REQUIREMENTS => Extract the text of each entry below exactly, leaving every image behind.

— BEGIN SOURCE MATERIAL —

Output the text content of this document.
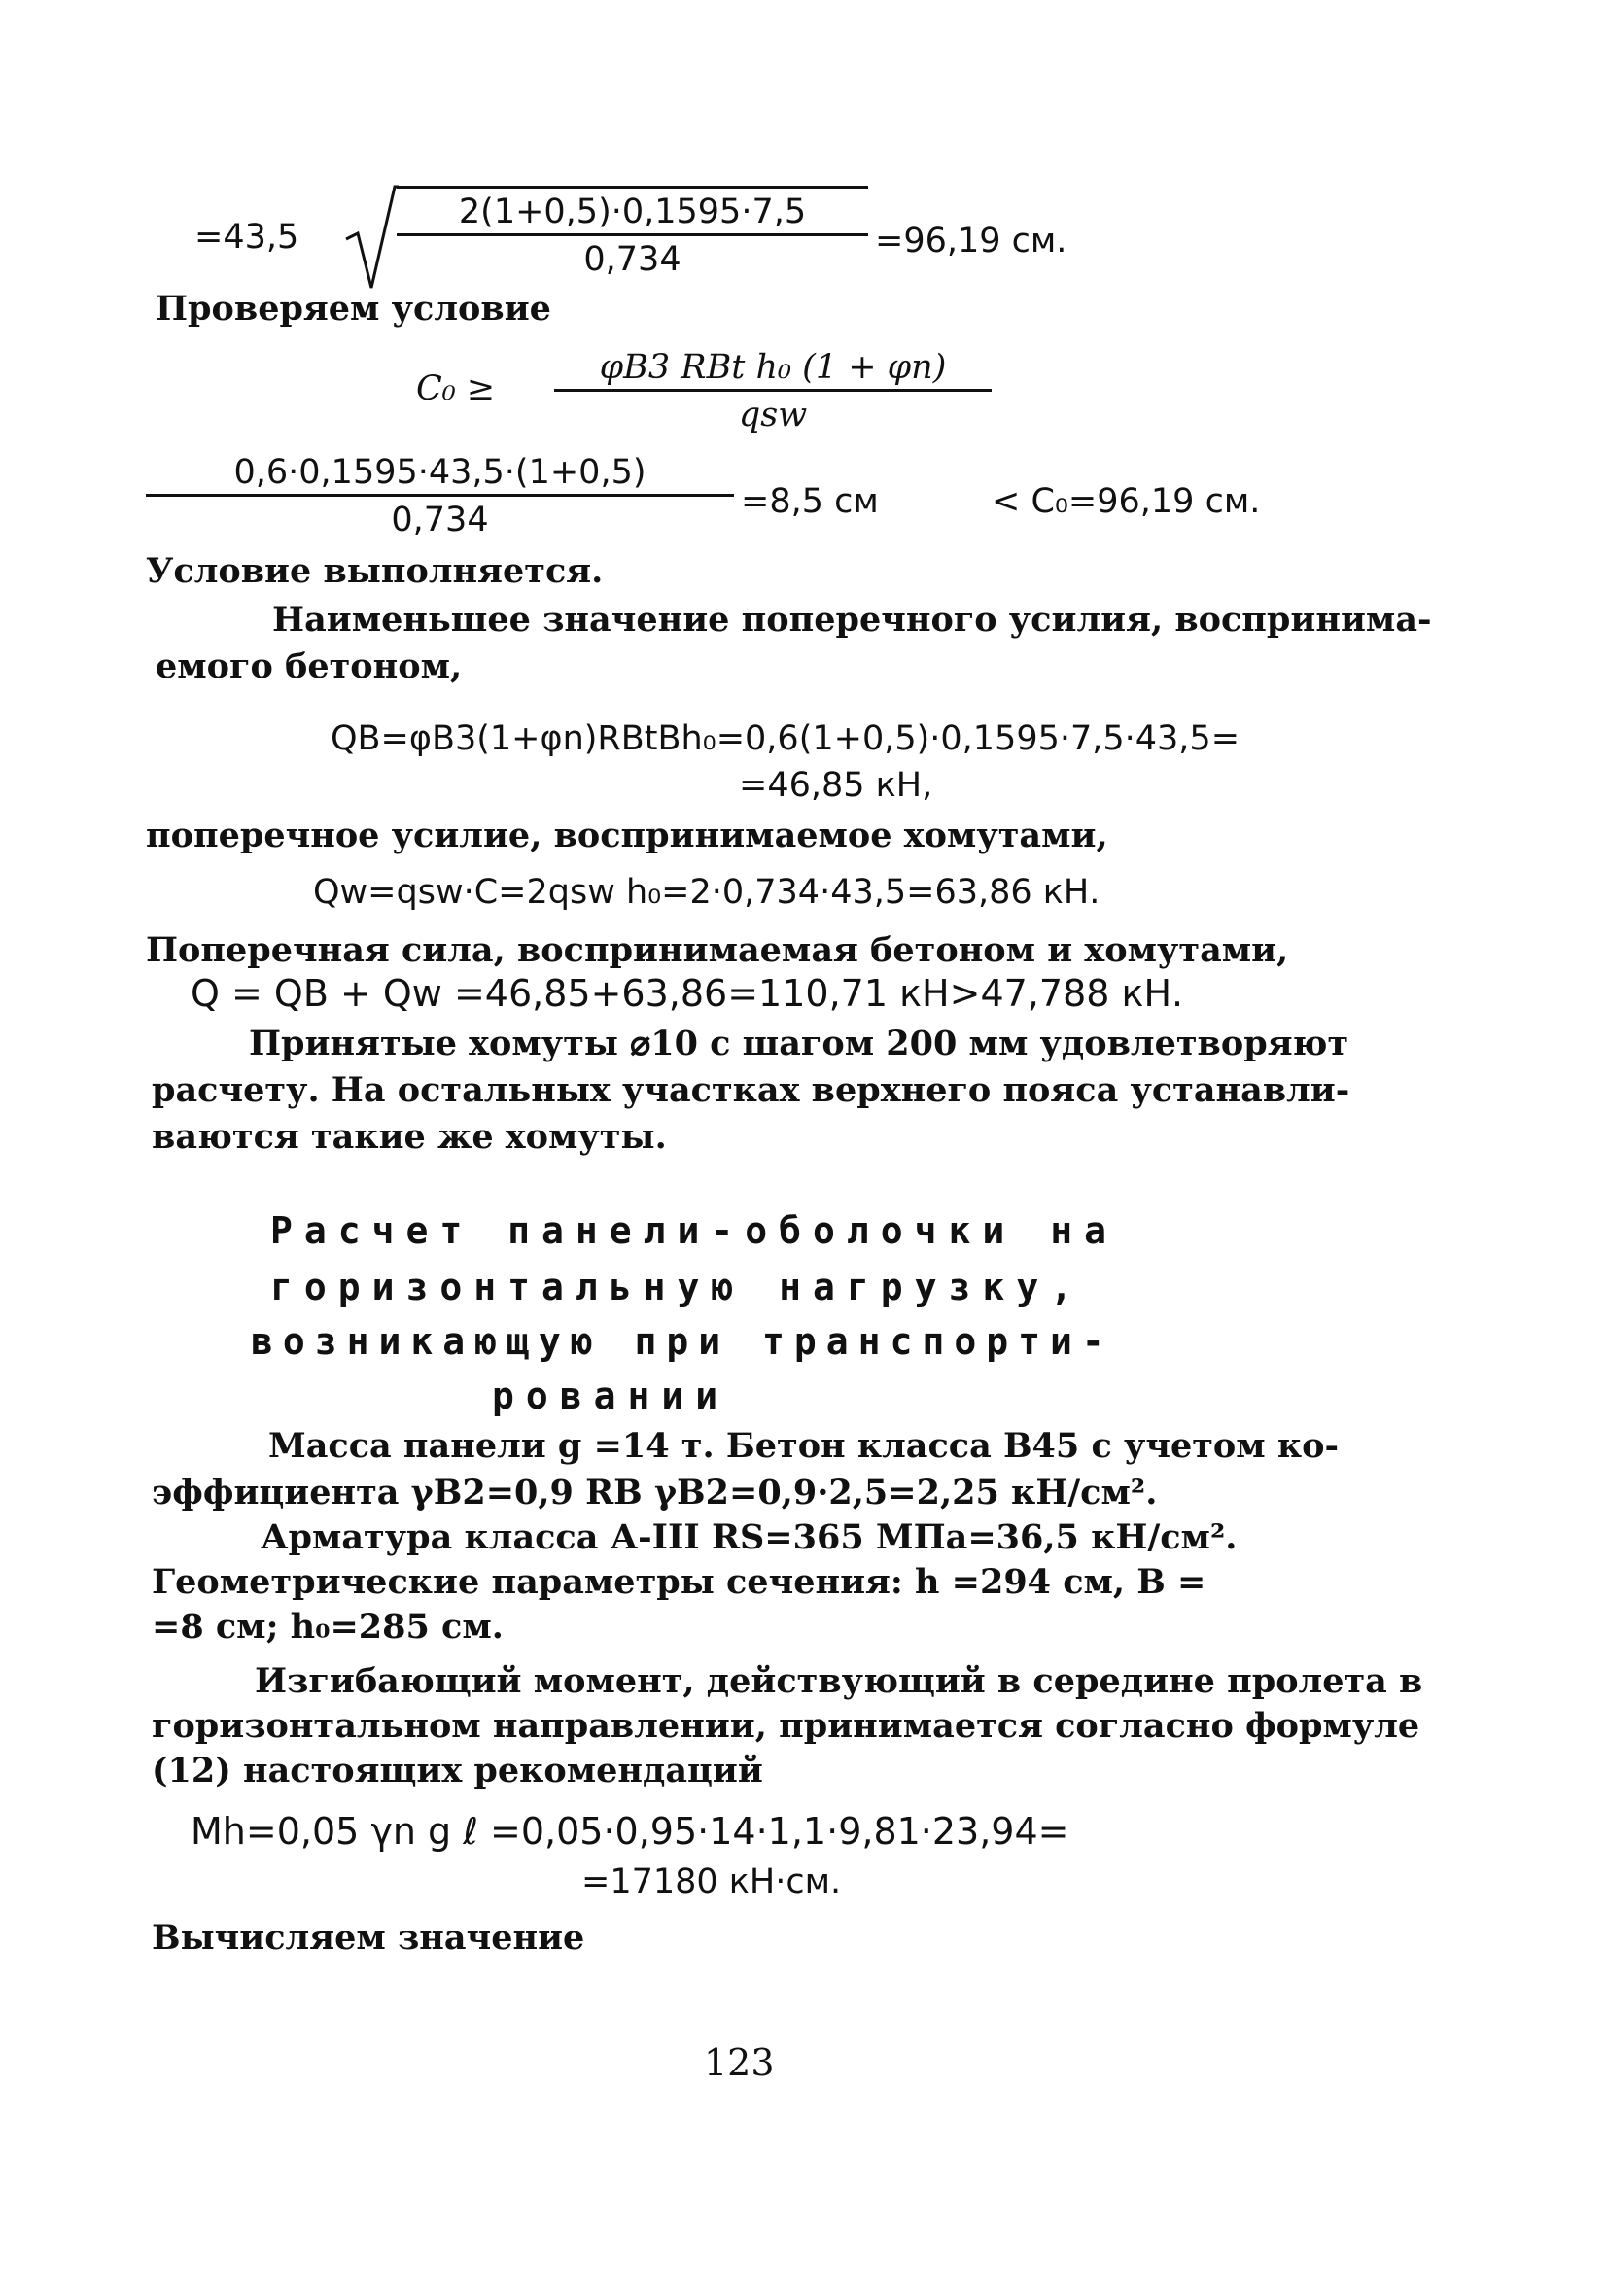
=43,5	$\frac{2(1+0,5)\cdot 0,1595\cdot 7,5}{0,734} =96,19$ см.
Проверяем условие
C₀ ≥
φB3 RBt h₀ (1 + φn)
qsw
$\frac{0,6\cdot 0,1595\cdot 43,5\cdot(1+0,5)}{0,734} =8,5$ см	< C₀=96,19 см.
Условие выполняется.
Наименьшее значение поперечного усилия, воспринима-
емого бетоном,
QB=φB3(1+φn)RBtBh₀=0,6(1+0,5)·0,1595·7,5·43,5=
=46,85 кН,
поперечное усилие, воспринимаемое хомутами,
Qw=qsw·C=2qsw h₀=2·0,734·43,5=63,86 кН.
Поперечная сила, воспринимаемая бетоном и хомутами,
Q = QB + Qw =46,85+63,86=110,71 кН>47,788 кН.
Принятые хомуты ⌀10 с шагом 200 мм удовлетворяют
расчету. На остальных участках верхнего пояса устанавли-
ваются такие же хомуты.
Расчет панели-оболочки на
горизонтальную нагрузку,
возникающую при транспорти-
ровании
Масса панели g =14 т. Бетон класса B45 с учетом ко-
эффициента γB2=0,9 RB γB2=0,9·2,5=2,25 кН/см².
Арматура класса А-III RS=365 МПа=36,5 кН/см².
Геометрические параметры сечения: h =294 см, B =
=8 см; h₀=285 см.
Изгибающий момент, действующий в середине пролета в
горизонтальном направлении, принимается согласно формуле
(12) настоящих рекомендаций
Mh=0,05 γn g ℓ =0,05·0,95·14·1,1·9,81·23,94=
=17180 кН·см.
Вычисляем значение
123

— END SOURCE MATERIAL —

WORKED SOLUTION =>
Output the text content of this document.
=43,5	$\frac{2(1+0,5)\cdot 0,1595\cdot 7,5}{0,734} =96,19$ см.
Проверяем условие
C₀ ≥
φB3 RBt h₀ (1 + φn)
qsw
$\frac{0,6\cdot 0,1595\cdot 43,5\cdot(1+0,5)}{0,734} =8,5$ см	< C₀=96,19 см.
Условие выполняется.
Наименьшее значение поперечного усилия, воспринима-
емого бетоном,
QB=φB3(1+φn)RBtBh₀=0,6(1+0,5)·0,1595·7,5·43,5=
=46,85 кН,
поперечное усилие, воспринимаемое хомутами,
Qw=qsw·C=2qsw h₀=2·0,734·43,5=63,86 кН.
Поперечная сила, воспринимаемая бетоном и хомутами,
Q = QB + Qw =46,85+63,86=110,71 кН>47,788 кН.
Принятые хомуты ⌀10 с шагом 200 мм удовлетворяют
расчету. На остальных участках верхнего пояса устанавли-
ваются такие же хомуты.
Расчет панели-оболочки на
горизонтальную нагрузку,
возникающую при транспорти-
ровании
Масса панели g =14 т. Бетон класса B45 с учетом ко-
эффициента γB2=0,9 RB γB2=0,9·2,5=2,25 кН/см².
Арматура класса А-III RS=365 МПа=36,5 кН/см².
Геометрические параметры сечения: h =294 см, B =
=8 см; h₀=285 см.
Изгибающий момент, действующий в середине пролета в
горизонтальном направлении, принимается согласно формуле
(12) настоящих рекомендаций
Mh=0,05 γn g ℓ =0,05·0,95·14·1,1·9,81·23,94=
=17180 кН·см.
Вычисляем значение
123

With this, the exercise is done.